__Short problem__. Scan the data. Collect each line that contains the word "camping".

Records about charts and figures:

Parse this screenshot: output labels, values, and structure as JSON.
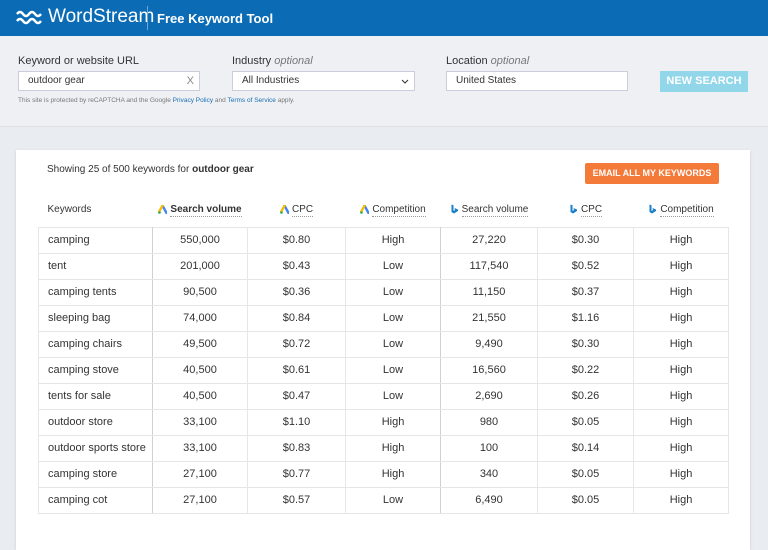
{
  "header": {
    "brand": "WordStream",
    "tool": "Free Keyword Tool"
  },
  "search": {
    "keyword_label": "Keyword or website URL",
    "keyword_value": "outdoor gear",
    "clear": "X",
    "industry_label": "Industry",
    "industry_optional": "optional",
    "industry_value": "All Industries",
    "location_label": "Location",
    "location_optional": "optional",
    "location_value": "United States",
    "button": "NEW SEARCH",
    "notice": [
      "This site is protected by reCAPTCHA and the Google",
      "Privacy Policy",
      "and",
      "Terms of Service",
      "apply."
    ]
  },
  "results": {
    "summary": "Showing 25 of 500 keywords for",
    "query": "outdoor gear",
    "email_button": "EMAIL ALL MY KEYWORDS",
    "table": {
      "columns": [
        "Keywords",
        "Search volume",
        "CPC",
        "Competition",
        "Search volume",
        "CPC",
        "Competition"
      ],
      "rows": [
        [
          "camping",
          "550,000",
          "$0.80",
          "High",
          "27,220",
          "$0.30",
          "High"
        ],
        [
          "tent",
          "201,000",
          "$0.43",
          "Low",
          "117,540",
          "$0.52",
          "High"
        ],
        [
          "camping tents",
          "90,500",
          "$0.36",
          "Low",
          "11,150",
          "$0.37",
          "High"
        ],
        [
          "sleeping bag",
          "74,000",
          "$0.84",
          "Low",
          "21,550",
          "$1.16",
          "High"
        ],
        [
          "camping chairs",
          "49,500",
          "$0.72",
          "Low",
          "9,490",
          "$0.30",
          "High"
        ],
        [
          "camping stove",
          "40,500",
          "$0.61",
          "Low",
          "16,560",
          "$0.22",
          "High"
        ],
        [
          "tents for sale",
          "40,500",
          "$0.47",
          "Low",
          "2,690",
          "$0.26",
          "High"
        ],
        [
          "outdoor store",
          "33,100",
          "$1.10",
          "High",
          "980",
          "$0.05",
          "High"
        ],
        [
          "outdoor sports store",
          "33,100",
          "$0.83",
          "High",
          "100",
          "$0.14",
          "High"
        ],
        [
          "camping store",
          "27,100",
          "$0.77",
          "High",
          "340",
          "$0.05",
          "High"
        ],
        [
          "camping cot",
          "27,100",
          "$0.57",
          "Low",
          "6,490",
          "$0.05",
          "High"
        ]
      ]
    }
  }
}
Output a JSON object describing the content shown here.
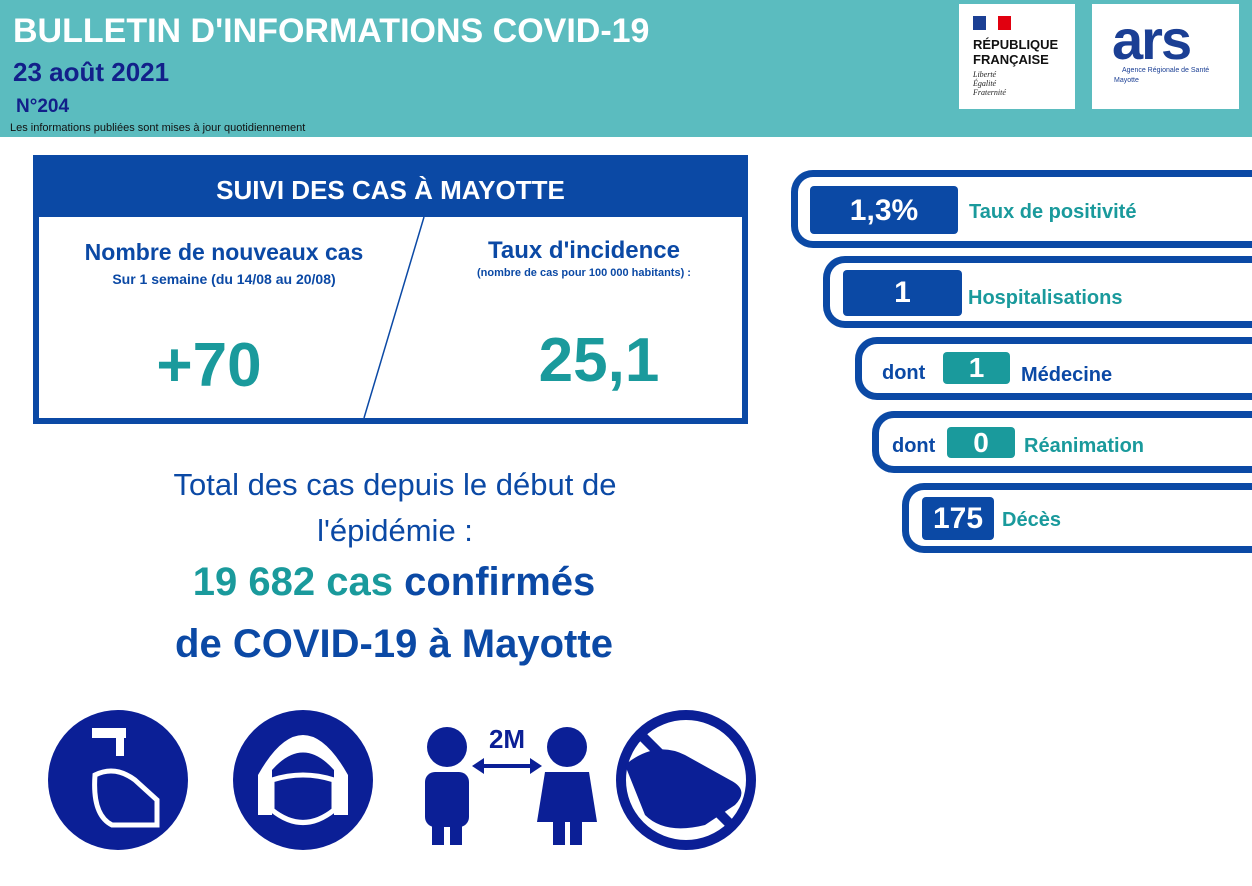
{
  "header": {
    "title": "BULLETIN D'INFORMATIONS COVID-19",
    "date": "23 août 2021",
    "number": "N°204",
    "note": "Les informations publiées sont mises à jour quotidiennement"
  },
  "logos": {
    "republique": {
      "line1": "RÉPUBLIQUE",
      "line2": "FRANÇAISE",
      "motto": [
        "Liberté",
        "Égalité",
        "Fraternité"
      ]
    },
    "ars": {
      "name": "ars",
      "agency": "Agence Régionale de Santé",
      "region": "Mayotte"
    }
  },
  "cases_box": {
    "title": "SUIVI DES CAS À MAYOTTE",
    "left": {
      "label": "Nombre de nouveaux cas",
      "sub": "Sur 1 semaine (du 14/08 au 20/08)",
      "value": "+70"
    },
    "right": {
      "label": "Taux d'incidence",
      "sub": "(nombre de cas pour 100 000 habitants) :",
      "value": "25,1"
    }
  },
  "total": {
    "intro": "Total des cas depuis le début de l'épidémie :",
    "count": "19 682 cas",
    "confirmed": "confirmés",
    "place": "de COVID-19 à Mayotte"
  },
  "indicators": [
    {
      "value": "1,3%",
      "label": "Taux de positivité"
    },
    {
      "value": "1",
      "label": "Hospitalisations"
    },
    {
      "prefix": "dont",
      "value": "1",
      "label": "Médecine"
    },
    {
      "prefix": "dont",
      "value": "0",
      "label": "Réanimation"
    },
    {
      "value": "175",
      "label": "Décès"
    }
  ],
  "icons": {
    "distance": "2M"
  }
}
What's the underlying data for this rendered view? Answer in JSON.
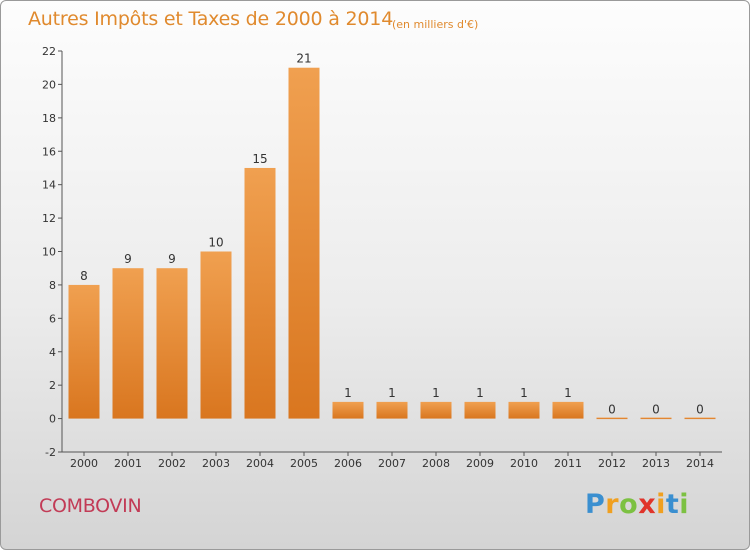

__Correct result__.
          "camping",
          "camping tents",
          "camping chairs",
          "camping stove",
          "camping store",
          "camping cot",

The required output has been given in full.